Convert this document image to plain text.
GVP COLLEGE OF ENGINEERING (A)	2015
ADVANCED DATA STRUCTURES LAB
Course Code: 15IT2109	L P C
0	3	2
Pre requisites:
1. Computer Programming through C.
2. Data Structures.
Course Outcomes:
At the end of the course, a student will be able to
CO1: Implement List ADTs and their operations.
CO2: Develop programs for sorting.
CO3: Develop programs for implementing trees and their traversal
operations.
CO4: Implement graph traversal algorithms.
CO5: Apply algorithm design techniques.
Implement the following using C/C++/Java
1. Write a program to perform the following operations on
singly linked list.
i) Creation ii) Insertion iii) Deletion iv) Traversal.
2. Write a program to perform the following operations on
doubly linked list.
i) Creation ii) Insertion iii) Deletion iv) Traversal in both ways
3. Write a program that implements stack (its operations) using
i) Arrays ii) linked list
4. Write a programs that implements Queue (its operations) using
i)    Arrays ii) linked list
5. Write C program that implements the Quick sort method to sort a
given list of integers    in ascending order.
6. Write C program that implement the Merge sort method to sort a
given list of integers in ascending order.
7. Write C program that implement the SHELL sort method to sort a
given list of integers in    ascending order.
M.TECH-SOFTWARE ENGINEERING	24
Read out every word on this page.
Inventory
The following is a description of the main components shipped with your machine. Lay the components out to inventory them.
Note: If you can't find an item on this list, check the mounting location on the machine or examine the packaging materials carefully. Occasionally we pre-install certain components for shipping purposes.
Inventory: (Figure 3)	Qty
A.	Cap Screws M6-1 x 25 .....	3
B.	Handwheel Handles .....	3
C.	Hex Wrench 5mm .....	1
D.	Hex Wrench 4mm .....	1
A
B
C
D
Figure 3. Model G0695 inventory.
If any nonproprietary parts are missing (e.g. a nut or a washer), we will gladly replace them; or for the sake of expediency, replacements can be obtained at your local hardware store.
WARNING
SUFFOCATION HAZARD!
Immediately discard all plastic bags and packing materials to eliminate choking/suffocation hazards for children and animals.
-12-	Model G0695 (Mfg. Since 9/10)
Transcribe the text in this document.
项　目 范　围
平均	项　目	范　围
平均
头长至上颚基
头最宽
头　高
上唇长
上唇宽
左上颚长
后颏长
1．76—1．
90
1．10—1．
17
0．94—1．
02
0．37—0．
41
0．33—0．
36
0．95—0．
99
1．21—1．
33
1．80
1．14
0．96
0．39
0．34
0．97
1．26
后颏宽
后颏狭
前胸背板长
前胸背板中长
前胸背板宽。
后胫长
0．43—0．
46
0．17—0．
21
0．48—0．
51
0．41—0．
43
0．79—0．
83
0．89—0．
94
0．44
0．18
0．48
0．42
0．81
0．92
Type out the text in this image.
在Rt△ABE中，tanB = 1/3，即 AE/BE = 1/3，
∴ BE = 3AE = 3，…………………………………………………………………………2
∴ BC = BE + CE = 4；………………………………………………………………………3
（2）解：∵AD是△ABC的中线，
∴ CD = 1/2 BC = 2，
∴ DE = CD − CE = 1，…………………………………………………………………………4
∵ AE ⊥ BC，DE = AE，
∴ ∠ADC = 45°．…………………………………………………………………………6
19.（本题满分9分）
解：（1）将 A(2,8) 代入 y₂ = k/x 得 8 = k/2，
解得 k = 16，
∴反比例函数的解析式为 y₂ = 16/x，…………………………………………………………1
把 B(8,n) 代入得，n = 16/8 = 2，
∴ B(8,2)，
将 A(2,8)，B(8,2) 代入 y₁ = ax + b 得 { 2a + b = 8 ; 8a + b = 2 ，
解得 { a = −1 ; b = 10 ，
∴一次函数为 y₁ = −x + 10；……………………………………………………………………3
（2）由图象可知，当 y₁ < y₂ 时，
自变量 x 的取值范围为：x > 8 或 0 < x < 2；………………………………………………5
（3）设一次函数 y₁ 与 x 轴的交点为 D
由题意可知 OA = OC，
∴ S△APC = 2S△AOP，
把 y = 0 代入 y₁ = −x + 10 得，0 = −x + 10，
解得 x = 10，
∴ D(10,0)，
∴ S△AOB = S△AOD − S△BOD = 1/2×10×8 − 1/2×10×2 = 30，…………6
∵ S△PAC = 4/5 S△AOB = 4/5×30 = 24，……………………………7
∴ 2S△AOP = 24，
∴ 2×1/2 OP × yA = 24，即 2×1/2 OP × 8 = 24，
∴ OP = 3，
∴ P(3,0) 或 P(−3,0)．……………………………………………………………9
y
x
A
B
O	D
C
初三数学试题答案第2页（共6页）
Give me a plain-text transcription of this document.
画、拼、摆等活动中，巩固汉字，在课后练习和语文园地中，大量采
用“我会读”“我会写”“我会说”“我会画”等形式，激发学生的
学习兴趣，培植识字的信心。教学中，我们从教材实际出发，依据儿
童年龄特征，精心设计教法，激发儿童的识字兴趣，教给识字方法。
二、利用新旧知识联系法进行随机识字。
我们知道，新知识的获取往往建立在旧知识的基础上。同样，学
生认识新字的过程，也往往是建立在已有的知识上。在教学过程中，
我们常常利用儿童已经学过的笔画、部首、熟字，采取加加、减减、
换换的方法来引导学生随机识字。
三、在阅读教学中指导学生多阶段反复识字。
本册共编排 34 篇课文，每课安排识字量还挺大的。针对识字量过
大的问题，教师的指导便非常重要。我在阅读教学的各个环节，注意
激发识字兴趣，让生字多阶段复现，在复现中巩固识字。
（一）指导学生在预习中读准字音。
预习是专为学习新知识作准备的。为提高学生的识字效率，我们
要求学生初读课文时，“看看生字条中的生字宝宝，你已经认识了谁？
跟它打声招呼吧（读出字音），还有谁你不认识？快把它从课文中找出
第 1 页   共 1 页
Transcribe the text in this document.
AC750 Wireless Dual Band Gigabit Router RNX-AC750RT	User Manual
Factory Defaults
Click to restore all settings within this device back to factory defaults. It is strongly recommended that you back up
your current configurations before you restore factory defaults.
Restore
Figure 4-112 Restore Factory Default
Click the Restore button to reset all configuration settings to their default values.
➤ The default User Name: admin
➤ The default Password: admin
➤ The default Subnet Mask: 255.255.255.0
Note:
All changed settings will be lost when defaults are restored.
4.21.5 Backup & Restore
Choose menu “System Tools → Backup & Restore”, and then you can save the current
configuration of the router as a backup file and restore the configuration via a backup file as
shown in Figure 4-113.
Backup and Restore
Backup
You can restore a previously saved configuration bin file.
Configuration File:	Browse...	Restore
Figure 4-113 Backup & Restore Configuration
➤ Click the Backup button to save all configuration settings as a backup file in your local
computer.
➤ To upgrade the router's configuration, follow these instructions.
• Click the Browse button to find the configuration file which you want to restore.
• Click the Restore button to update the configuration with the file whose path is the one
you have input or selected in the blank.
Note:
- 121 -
============================================================
Work instructions » Return all of the data exactly as it reads.

Task solution »
Convert this document image to plain text.
GVP COLLEGE OF ENGINEERING (A)	2015
ADVANCED DATA STRUCTURES LAB
Course Code: 15IT2109	L P C
0	3	2
Pre requisites:
1. Computer Programming through C.
2. Data Structures.
Course Outcomes:
At the end of the course, a student will be able to
CO1: Implement List ADTs and their operations.
CO2: Develop programs for sorting.
CO3: Develop programs for implementing trees and their traversal
operations.
CO4: Implement graph traversal algorithms.
CO5: Apply algorithm design techniques.
Implement the following using C/C++/Java
1. Write a program to perform the following operations on
singly linked list.
i) Creation ii) Insertion iii) Deletion iv) Traversal.
2. Write a program to perform the following operations on
doubly linked list.
i) Creation ii) Insertion iii) Deletion iv) Traversal in both ways
3. Write a program that implements stack (its operations) using
i) Arrays ii) linked list
4. Write a programs that implements Queue (its operations) using
i)    Arrays ii) linked list
5. Write C program that implements the Quick sort method to sort a
given list of integers    in ascending order.
6. Write C program that implement the Merge sort method to sort a
given list of integers in ascending order.
7. Write C program that implement the SHELL sort method to sort a
given list of integers in    ascending order.
M.TECH-SOFTWARE ENGINEERING	24
Read out every word on this page.
Inventory
The following is a description of the main components shipped with your machine. Lay the components out to inventory them.
Note: If you can't find an item on this list, check the mounting location on the machine or examine the packaging materials carefully. Occasionally we pre-install certain components for shipping purposes.
Inventory: (Figure 3)	Qty
A.	Cap Screws M6-1 x 25 .....	3
B.	Handwheel Handles .....	3
C.	Hex Wrench 5mm .....	1
D.	Hex Wrench 4mm .....	1
A
B
C
D
Figure 3. Model G0695 inventory.
If any nonproprietary parts are missing (e.g. a nut or a washer), we will gladly replace them; or for the sake of expediency, replacements can be obtained at your local hardware store.
WARNING
SUFFOCATION HAZARD!
Immediately discard all plastic bags and packing materials to eliminate choking/suffocation hazards for children and animals.
-12-	Model G0695 (Mfg. Since 9/10)
Transcribe the text in this document.
项　目 范　围
平均	项　目	范　围
平均
头长至上颚基
头最宽
头　高
上唇长
上唇宽
左上颚长
后颏长
1．76—1．
90
1．10—1．
17
0．94—1．
02
0．37—0．
41
0．33—0．
36
0．95—0．
99
1．21—1．
33
1．80
1．14
0．96
0．39
0．34
0．97
1．26
后颏宽
后颏狭
前胸背板长
前胸背板中长
前胸背板宽。
后胫长
0．43—0．
46
0．17—0．
21
0．48—0．
51
0．41—0．
43
0．79—0．
83
0．89—0．
94
0．44
0．18
0．48
0．42
0．81
0．92
Type out the text in this image.
在Rt△ABE中，tanB = 1/3，即 AE/BE = 1/3，
∴ BE = 3AE = 3，…………………………………………………………………………2
∴ BC = BE + CE = 4；………………………………………………………………………3
（2）解：∵AD是△ABC的中线，
∴ CD = 1/2 BC = 2，
∴ DE = CD − CE = 1，…………………………………………………………………………4
∵ AE ⊥ BC，DE = AE，
∴ ∠ADC = 45°．…………………………………………………………………………6
19.（本题满分9分）
解：（1）将 A(2,8) 代入 y₂ = k/x 得 8 = k/2，
解得 k = 16，
∴反比例函数的解析式为 y₂ = 16/x，…………………………………………………………1
把 B(8,n) 代入得，n = 16/8 = 2，
∴ B(8,2)，
将 A(2,8)，B(8,2) 代入 y₁ = ax + b 得 { 2a + b = 8 ; 8a + b = 2 ，
解得 { a = −1 ; b = 10 ，
∴一次函数为 y₁ = −x + 10；……………………………………………………………………3
（2）由图象可知，当 y₁ < y₂ 时，
自变量 x 的取值范围为：x > 8 或 0 < x < 2；………………………………………………5
（3）设一次函数 y₁ 与 x 轴的交点为 D
由题意可知 OA = OC，
∴ S△APC = 2S△AOP，
把 y = 0 代入 y₁ = −x + 10 得，0 = −x + 10，
解得 x = 10，
∴ D(10,0)，
∴ S△AOB = S△AOD − S△BOD = 1/2×10×8 − 1/2×10×2 = 30，…………6
∵ S△PAC = 4/5 S△AOB = 4/5×30 = 24，……………………………7
∴ 2S△AOP = 24，
∴ 2×1/2 OP × yA = 24，即 2×1/2 OP × 8 = 24，
∴ OP = 3，
∴ P(3,0) 或 P(−3,0)．……………………………………………………………9
y
x
A
B
O	D
C
初三数学试题答案第2页（共6页）
Give me a plain-text transcription of this document.
画、拼、摆等活动中，巩固汉字，在课后练习和语文园地中，大量采
用“我会读”“我会写”“我会说”“我会画”等形式，激发学生的
学习兴趣，培植识字的信心。教学中，我们从教材实际出发，依据儿
童年龄特征，精心设计教法，激发儿童的识字兴趣，教给识字方法。
二、利用新旧知识联系法进行随机识字。
我们知道，新知识的获取往往建立在旧知识的基础上。同样，学
生认识新字的过程，也往往是建立在已有的知识上。在教学过程中，
我们常常利用儿童已经学过的笔画、部首、熟字，采取加加、减减、
换换的方法来引导学生随机识字。
三、在阅读教学中指导学生多阶段反复识字。
本册共编排 34 篇课文，每课安排识字量还挺大的。针对识字量过
大的问题，教师的指导便非常重要。我在阅读教学的各个环节，注意
激发识字兴趣，让生字多阶段复现，在复现中巩固识字。
（一）指导学生在预习中读准字音。
预习是专为学习新知识作准备的。为提高学生的识字效率，我们
要求学生初读课文时，“看看生字条中的生字宝宝，你已经认识了谁？
跟它打声招呼吧（读出字音），还有谁你不认识？快把它从课文中找出
第 1 页   共 1 页
Transcribe the text in this document.
AC750 Wireless Dual Band Gigabit Router RNX-AC750RT	User Manual
Factory Defaults
Click to restore all settings within this device back to factory defaults. It is strongly recommended that you back up
your current configurations before you restore factory defaults.
Restore
Figure 4-112 Restore Factory Default
Click the Restore button to reset all configuration settings to their default values.
➤ The default User Name: admin
➤ The default Password: admin
➤ The default Subnet Mask: 255.255.255.0
Note:
All changed settings will be lost when defaults are restored.
4.21.5 Backup & Restore
Choose menu “System Tools → Backup & Restore”, and then you can save the current
configuration of the router as a backup file and restore the configuration via a backup file as
shown in Figure 4-113.
Backup and Restore
Backup
You can restore a previously saved configuration bin file.
Configuration File:	Browse...	Restore
Figure 4-113 Backup & Restore Configuration
➤ Click the Backup button to save all configuration settings as a backup file in your local
computer.
➤ To upgrade the router's configuration, follow these instructions.
• Click the Browse button to find the configuration file which you want to restore.
• Click the Restore button to update the configuration with the file whose path is the one
you have input or selected in the blank.
Note:
- 121 -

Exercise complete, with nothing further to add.